++++ Record set ++++

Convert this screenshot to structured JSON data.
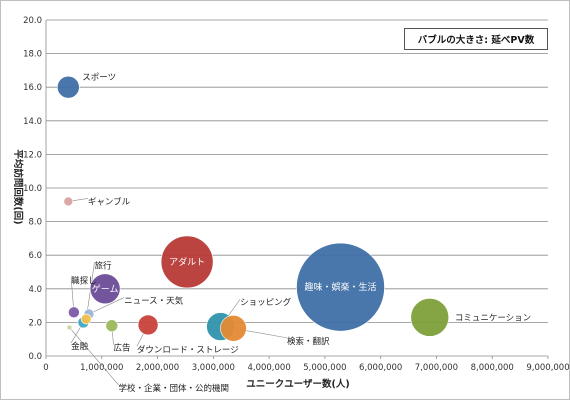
{
  "chart_data": {
    "type": "scatter",
    "subtype": "bubble",
    "xlabel": "ユニークユーザー数(人)",
    "ylabel": "平均訪問回数(回)",
    "size_note": "バブルの大きさ: 延べPV数",
    "xlim": [
      0,
      9000000
    ],
    "ylim": [
      0,
      20
    ],
    "x_ticks": [
      "0",
      "1,000,000",
      "2,000,000",
      "3,000,000",
      "4,000,000",
      "5,000,000",
      "6,000,000",
      "7,000,000",
      "8,000,000",
      "9,000,000"
    ],
    "y_ticks": [
      "0.0",
      "2.0",
      "4.0",
      "6.0",
      "8.0",
      "10.0",
      "12.0",
      "14.0",
      "16.0",
      "18.0",
      "20.0"
    ],
    "grid": "horizontal",
    "points": [
      {
        "label": "スポーツ",
        "x": 400000,
        "y": 16.0,
        "size": 11,
        "color": "#3f6fa6",
        "label_pos": "outside",
        "label_x": 650000,
        "label_y": 16.6
      },
      {
        "label": "ギャンブル",
        "x": 400000,
        "y": 9.2,
        "size": 4.5,
        "color": "#d9a3a0",
        "label_pos": "outside",
        "label_x": 750000,
        "label_y": 9.2
      },
      {
        "label": "アダルト",
        "x": 2530000,
        "y": 5.6,
        "size": 26,
        "color": "#b83a36",
        "label_pos": "inside"
      },
      {
        "label": "趣味・娯楽・生活",
        "x": 5280000,
        "y": 4.1,
        "size": 44,
        "color": "#3f6fa6",
        "label_pos": "inside"
      },
      {
        "label": "ゲーム",
        "x": 1060000,
        "y": 4.0,
        "size": 15,
        "color": "#6a4c98",
        "label_pos": "inside"
      },
      {
        "label": "コミュニケーション",
        "x": 6880000,
        "y": 2.3,
        "size": 19,
        "color": "#7ea03a",
        "label_pos": "outside",
        "label_x": 7330000,
        "label_y": 2.3
      },
      {
        "label": "ショッピング",
        "x": 3130000,
        "y": 1.75,
        "size": 14,
        "color": "#2f93ad",
        "label_pos": "outside",
        "label_x": 3480000,
        "label_y": 3.2
      },
      {
        "label": "検索・翻訳",
        "x": 3360000,
        "y": 1.65,
        "size": 13,
        "color": "#e48a34",
        "label_pos": "outside",
        "label_x": 4320000,
        "label_y": 0.9
      },
      {
        "label": "ダウンロード・ストレージ",
        "x": 1830000,
        "y": 1.85,
        "size": 10,
        "color": "#c8413b",
        "label_pos": "outside",
        "label_x": 1630000,
        "label_y": 0.4
      },
      {
        "label": "ニュース・天気",
        "x": 770000,
        "y": 2.5,
        "size": 5,
        "color": "#9bb5d6",
        "label_pos": "outside",
        "label_x": 1400000,
        "label_y": 3.3
      },
      {
        "label": "広告",
        "x": 1180000,
        "y": 1.8,
        "size": 6,
        "color": "#9bbb59",
        "label_pos": "outside",
        "label_x": 1210000,
        "label_y": 0.5
      },
      {
        "label": "職探し",
        "x": 500000,
        "y": 2.6,
        "size": 5.5,
        "color": "#7b5ba8",
        "label_pos": "outside",
        "label_x": 450000,
        "label_y": 4.5
      },
      {
        "label": "旅行",
        "x": 720000,
        "y": 2.2,
        "size": 5,
        "color": "#f2c04a",
        "label_pos": "outside",
        "label_x": 870000,
        "label_y": 5.4
      },
      {
        "label": "金融",
        "x": 670000,
        "y": 2.0,
        "size": 5.5,
        "color": "#40a8c4",
        "label_pos": "outside",
        "label_x": 450000,
        "label_y": 0.6
      },
      {
        "label": "学校・企業・団体・公的機関",
        "x": 420000,
        "y": 1.7,
        "size": 2.5,
        "color": "#c5d89a",
        "label_pos": "outside",
        "label_x": 1300000,
        "label_y": -1.9
      }
    ]
  },
  "legend": {
    "text": "バブルの大きさ: 延べPV数"
  }
}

++++

* **Directions for this task**
Restate the data above exactly, stripping out each image.

* **Response below**
Convert this screenshot to structured JSON data.
{
  "chart_data": {
    "type": "scatter",
    "subtype": "bubble",
    "xlabel": "ユニークユーザー数(人)",
    "ylabel": "平均訪問回数(回)",
    "size_note": "バブルの大きさ: 延べPV数",
    "xlim": [
      0,
      9000000
    ],
    "ylim": [
      0,
      20
    ],
    "x_ticks": [
      "0",
      "1,000,000",
      "2,000,000",
      "3,000,000",
      "4,000,000",
      "5,000,000",
      "6,000,000",
      "7,000,000",
      "8,000,000",
      "9,000,000"
    ],
    "y_ticks": [
      "0.0",
      "2.0",
      "4.0",
      "6.0",
      "8.0",
      "10.0",
      "12.0",
      "14.0",
      "16.0",
      "18.0",
      "20.0"
    ],
    "grid": "horizontal",
    "points": [
      {
        "label": "スポーツ",
        "x": 400000,
        "y": 16.0,
        "size": 11,
        "color": "#3f6fa6",
        "label_pos": "outside",
        "label_x": 650000,
        "label_y": 16.6
      },
      {
        "label": "ギャンブル",
        "x": 400000,
        "y": 9.2,
        "size": 4.5,
        "color": "#d9a3a0",
        "label_pos": "outside",
        "label_x": 750000,
        "label_y": 9.2
      },
      {
        "label": "アダルト",
        "x": 2530000,
        "y": 5.6,
        "size": 26,
        "color": "#b83a36",
        "label_pos": "inside"
      },
      {
        "label": "趣味・娯楽・生活",
        "x": 5280000,
        "y": 4.1,
        "size": 44,
        "color": "#3f6fa6",
        "label_pos": "inside"
      },
      {
        "label": "ゲーム",
        "x": 1060000,
        "y": 4.0,
        "size": 15,
        "color": "#6a4c98",
        "label_pos": "inside"
      },
      {
        "label": "コミュニケーション",
        "x": 6880000,
        "y": 2.3,
        "size": 19,
        "color": "#7ea03a",
        "label_pos": "outside",
        "label_x": 7330000,
        "label_y": 2.3
      },
      {
        "label": "ショッピング",
        "x": 3130000,
        "y": 1.75,
        "size": 14,
        "color": "#2f93ad",
        "label_pos": "outside",
        "label_x": 3480000,
        "label_y": 3.2
      },
      {
        "label": "検索・翻訳",
        "x": 3360000,
        "y": 1.65,
        "size": 13,
        "color": "#e48a34",
        "label_pos": "outside",
        "label_x": 4320000,
        "label_y": 0.9
      },
      {
        "label": "ダウンロード・ストレージ",
        "x": 1830000,
        "y": 1.85,
        "size": 10,
        "color": "#c8413b",
        "label_pos": "outside",
        "label_x": 1630000,
        "label_y": 0.4
      },
      {
        "label": "ニュース・天気",
        "x": 770000,
        "y": 2.5,
        "size": 5,
        "color": "#9bb5d6",
        "label_pos": "outside",
        "label_x": 1400000,
        "label_y": 3.3
      },
      {
        "label": "広告",
        "x": 1180000,
        "y": 1.8,
        "size": 6,
        "color": "#9bbb59",
        "label_pos": "outside",
        "label_x": 1210000,
        "label_y": 0.5
      },
      {
        "label": "職探し",
        "x": 500000,
        "y": 2.6,
        "size": 5.5,
        "color": "#7b5ba8",
        "label_pos": "outside",
        "label_x": 450000,
        "label_y": 4.5
      },
      {
        "label": "旅行",
        "x": 720000,
        "y": 2.2,
        "size": 5,
        "color": "#f2c04a",
        "label_pos": "outside",
        "label_x": 870000,
        "label_y": 5.4
      },
      {
        "label": "金融",
        "x": 670000,
        "y": 2.0,
        "size": 5.5,
        "color": "#40a8c4",
        "label_pos": "outside",
        "label_x": 450000,
        "label_y": 0.6
      },
      {
        "label": "学校・企業・団体・公的機関",
        "x": 420000,
        "y": 1.7,
        "size": 2.5,
        "color": "#c5d89a",
        "label_pos": "outside",
        "label_x": 1300000,
        "label_y": -1.9
      }
    ]
  },
  "legend": {
    "text": "バブルの大きさ: 延べPV数"
  }
}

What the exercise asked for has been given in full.